— start LISTING —

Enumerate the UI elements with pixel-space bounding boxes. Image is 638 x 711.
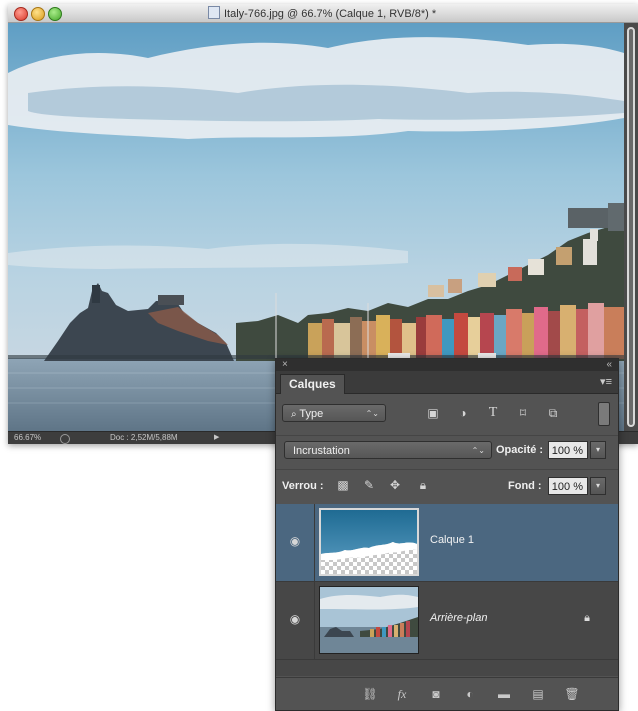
lock-position-icon[interactable]: ✥ (388, 478, 402, 492)
close-window-button[interactable] (14, 7, 28, 21)
filter-type-icon[interactable]: T (486, 406, 500, 420)
fill-label: Fond : (508, 480, 542, 492)
collapse-panel-icon[interactable]: « (606, 359, 612, 371)
filter-adjustment-icon[interactable]: ◑ (456, 406, 470, 420)
layers-panel: × « Calques ▾≡ ⌕ Type ⌃⌄ ▣ ◑ T ⌑ ⧉ Incru… (275, 358, 619, 711)
filter-shape-icon[interactable]: ⌑ (516, 406, 530, 420)
layer-lock-icon: 🔒︎ (584, 612, 590, 624)
title-bar[interactable]: Italy-766.jpg @ 66.7% (Calque 1, RVB/8*)… (8, 4, 638, 23)
filter-type-label: Type (299, 408, 324, 420)
filter-pixel-icon[interactable]: ▣ (426, 406, 440, 420)
tab-calques[interactable]: Calques (280, 374, 345, 394)
document-info: Doc : 2,52M/5,88M (110, 433, 178, 442)
lock-transparent-pixels-icon[interactable]: ▩ (336, 478, 350, 492)
panel-menu-icon[interactable]: ▾≡ (600, 375, 612, 388)
close-panel-icon[interactable]: × (282, 359, 288, 371)
document-title: Italy-766.jpg @ 66.7% (Calque 1, RVB/8*)… (208, 6, 436, 20)
divider (314, 582, 315, 659)
vertical-scrollbar[interactable] (624, 23, 638, 431)
layer-row-calque-1[interactable]: ◉ Calque 1 (276, 504, 618, 582)
layer-thumbnail (319, 508, 419, 576)
document-title-text: Italy-766.jpg @ 66.7% (Calque 1, RVB/8*)… (224, 8, 437, 20)
panel-tabs: Calques ▾≡ (276, 371, 618, 394)
filter-type-dropdown[interactable]: ⌕ Type ⌃⌄ (282, 404, 386, 422)
fill-field[interactable]: 100 % (548, 477, 588, 495)
layer-thumbnail (319, 586, 419, 654)
chevron-updown-icon: ⌃⌄ (365, 409, 379, 418)
layers-list: ◉ Calque 1 ◉ Arrière-plan 🔒︎ (276, 504, 618, 676)
blend-mode-dropdown[interactable]: Incrustation ⌃⌄ (284, 441, 492, 459)
panel-bottom-toolbar: ⛓ fx ◙ ◐ ▬ ▤ 🗑︎ (276, 677, 618, 710)
blend-mode-value: Incrustation (293, 445, 350, 457)
scrollbar-thumb[interactable] (627, 27, 635, 427)
chevron-updown-icon: ⌃⌄ (471, 446, 485, 455)
link-layers-icon[interactable]: ⛓ (362, 687, 378, 701)
layer-thumbnail-image (321, 510, 417, 574)
new-layer-icon[interactable]: ▤ (530, 687, 546, 701)
document-icon (208, 6, 220, 19)
opacity-label: Opacité : (496, 444, 544, 456)
blend-row: Incrustation ⌃⌄ Opacité : 100 % ▾ (276, 435, 618, 470)
add-mask-icon[interactable]: ◙ (428, 687, 444, 701)
lock-all-icon[interactable]: 🔒︎ (416, 478, 430, 492)
filter-toggle-switch[interactable] (598, 402, 610, 426)
visibility-eye-icon[interactable]: ◉ (288, 612, 302, 626)
filter-smart-object-icon[interactable]: ⧉ (546, 406, 560, 420)
opacity-slider-button[interactable]: ▾ (590, 441, 606, 459)
trash-icon[interactable]: 🗑︎ (564, 687, 580, 701)
panel-top-bar: × « (276, 359, 618, 371)
status-menu-arrow-icon[interactable]: ▶ (214, 432, 219, 444)
layer-name[interactable]: Calque 1 (430, 534, 474, 546)
zoom-level[interactable]: 66.67% (14, 432, 41, 444)
lock-row: Verrou : ▩ ✎ ✥ 🔒︎ Fond : 100 % ▾ (276, 469, 618, 504)
fill-slider-button[interactable]: ▾ (590, 477, 606, 495)
adjustment-layer-icon[interactable]: ◐ (462, 687, 478, 701)
lock-image-pixels-icon[interactable]: ✎ (362, 478, 376, 492)
lock-label: Verrou : (282, 480, 324, 492)
layer-name[interactable]: Arrière-plan (430, 612, 487, 624)
proof-icon (60, 434, 70, 444)
minimize-window-button[interactable] (31, 7, 45, 21)
visibility-eye-icon[interactable]: ◉ (288, 534, 302, 548)
layer-row-arriere-plan[interactable]: ◉ Arrière-plan 🔒︎ (276, 582, 618, 660)
new-group-folder-icon[interactable]: ▬ (496, 687, 512, 701)
zoom-window-button[interactable] (48, 7, 62, 21)
layer-thumbnail-image (320, 587, 418, 653)
divider (314, 504, 315, 581)
filter-row: ⌕ Type ⌃⌄ ▣ ◑ T ⌑ ⧉ (276, 397, 618, 431)
opacity-field[interactable]: 100 % (548, 441, 588, 459)
layer-style-fx-icon[interactable]: fx (394, 687, 410, 701)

— end LISTING —

• _INSTRUCTION_
Give every line of the records above as a Markdown table with two columns, Row for the row number and Line for the line itself, leaving out blank lines. Don't include the pictures.

• _FINAL ANSWER_
| Row | Line |
|---|---|
| 1 | Enumerate the UI elements with pixel-space bounding boxes. Image is 638 x 711. |
| 2 | lock-position-icon[interactable]: ✥ (388, 478, 402, 492) |
| 3 | close-window-button[interactable] (14, 7, 28, 21) |
| 4 | filter-type-icon[interactable]: T (486, 406, 500, 420) |
| 5 | fill-label: Fond : (508, 480, 542, 492) |
| 6 | collapse-panel-icon[interactable]: « (606, 359, 612, 371) |
| 7 | filter-adjustment-icon[interactable]: ◑ (456, 406, 470, 420) |
| 8 | layers-panel: × « Calques ▾≡ ⌕ Type ⌃⌄ ▣ ◑ T ⌑ ⧉ Incru… (275, 358, 619, 711) |
| 9 | filter-shape-icon[interactable]: ⌑ (516, 406, 530, 420) |
| 10 | layer-lock-icon: 🔒︎ (584, 612, 590, 624) |
| 11 | title-bar[interactable]: Italy-766.jpg @ 66.7% (Calque 1, RVB/8*)… (8, 4, 638, 23) |
| 12 | filter-type-label: Type (299, 408, 324, 420) |
| 13 | filter-pixel-icon[interactable]: ▣ (426, 406, 440, 420) |
| 14 | tab-calques[interactable]: Calques (280, 374, 345, 394) |
| 15 | document-info: Doc : 2,52M/5,88M (110, 433, 178, 442) |
| 16 | lock-transparent-pixels-icon[interactable]: ▩ (336, 478, 350, 492) |
| 17 | panel-menu-icon[interactable]: ▾≡ (600, 375, 612, 388) |
| 18 | close-panel-icon[interactable]: × (282, 359, 288, 371) |
| 19 | document-title: Italy-766.jpg @ 66.7% (Calque 1, RVB/8*)… (208, 6, 436, 20) |
| 20 | divider (314, 582, 315, 659) |
| 21 | vertical-scrollbar[interactable] (624, 23, 638, 431) |
| 22 | layer-row-calque-1[interactable]: ◉ Calque 1 (276, 504, 618, 582) |
| 23 | layer-thumbnail (319, 508, 419, 576) |
| 24 | document-title-text: Italy-766.jpg @ 66.7% (Calque 1, RVB/8*)… (224, 8, 437, 20) |
| 25 | panel-tabs: Calques ▾≡ (276, 371, 618, 394) |
| 26 | filter-type-dropdown[interactable]: ⌕ Type ⌃⌄ (282, 404, 386, 422) |
| 27 | fill-field[interactable]: 100 % (548, 477, 588, 495) |
| 28 | layer-thumbnail (319, 586, 419, 654) |
| 29 | chevron-updown-icon: ⌃⌄ (365, 409, 379, 418) |
| 30 | layers-list: ◉ Calque 1 ◉ Arrière-plan 🔒︎ (276, 504, 618, 676) |
| 31 | blend-mode-dropdown[interactable]: Incrustation ⌃⌄ (284, 441, 492, 459) |
| 32 | panel-bottom-toolbar: ⛓ fx ◙ ◐ ▬ ▤ 🗑︎ (276, 677, 618, 710) |
| 33 | blend-mode-value: Incrustation (293, 445, 350, 457) |
| 34 | scrollbar-thumb[interactable] (627, 27, 635, 427) |
| 35 | chevron-updown-icon: ⌃⌄ (471, 446, 485, 455) |
| 36 | link-layers-icon[interactable]: ⛓ (362, 687, 378, 701) |
| 37 | layer-thumbnail-image (321, 510, 417, 574) |
| 38 | new-layer-icon[interactable]: ▤ (530, 687, 546, 701) |
| 39 | document-icon (208, 6, 220, 19) |
| 40 | opacity-label: Opacité : (496, 444, 544, 456) |
| 41 | blend-row: Incrustation ⌃⌄ Opacité : 100 % ▾ (276, 435, 618, 470) |
| 42 | add-mask-icon[interactable]: ◙ (428, 687, 444, 701) |
| 43 | lock-all-icon[interactable]: 🔒︎ (416, 478, 430, 492) |
| 44 | filter-toggle-switch[interactable] (598, 402, 610, 426) |
| 45 | visibility-eye-icon[interactable]: ◉ (288, 612, 302, 626) |
| 46 | filter-smart-object-icon[interactable]: ⧉ (546, 406, 560, 420) |
| 47 | opacity-slider-button[interactable]: ▾ (590, 441, 606, 459) |
| 48 | trash-icon[interactable]: 🗑︎ (564, 687, 580, 701) |
| 49 | panel-top-bar: × « (276, 359, 618, 371) |
| 50 | status-menu-arrow-icon[interactable]: ▶ (214, 432, 219, 444) |
| 51 | layer-name[interactable]: Calque 1 (430, 534, 474, 546) |
| 52 | zoom-level[interactable]: 66.67% (14, 432, 41, 444) |
| 53 | lock-row: Verrou : ▩ ✎ ✥ 🔒︎ Fond : 100 % ▾ (276, 469, 618, 504) |
| 54 | fill-slider-button[interactable]: ▾ (590, 477, 606, 495) |
| 55 | adjustment-layer-icon[interactable]: ◐ (462, 687, 478, 701) |
| 56 | lock-image-pixels-icon[interactable]: ✎ (362, 478, 376, 492) |
| 57 | lock-label: Verrou : (282, 480, 324, 492) |
| 58 | layer-name[interactable]: Arrière-plan (430, 612, 487, 624) |
| 59 | proof-icon (60, 434, 70, 444) |
| 60 | minimize-window-button[interactable] (31, 7, 45, 21) |
| 61 | visibility-eye-icon[interactable]: ◉ (288, 534, 302, 548) |
| 62 | layer-row-arriere-plan[interactable]: ◉ Arrière-plan 🔒︎ (276, 582, 618, 660) |
| 63 | new-group-folder-icon[interactable]: ▬ (496, 687, 512, 701) |
| 64 | zoom-window-button[interactable] (48, 7, 62, 21) |
| 65 | layer-thumbnail-image (320, 587, 418, 653) |
| 66 | divider (314, 504, 315, 581) |
| 67 | filter-row: ⌕ Type ⌃⌄ ▣ ◑ T ⌑ ⧉ (276, 397, 618, 431) |
| 68 | opacity-field[interactable]: 100 % (548, 441, 588, 459) |
| 69 | layer-style-fx-icon[interactable]: fx (394, 687, 410, 701) |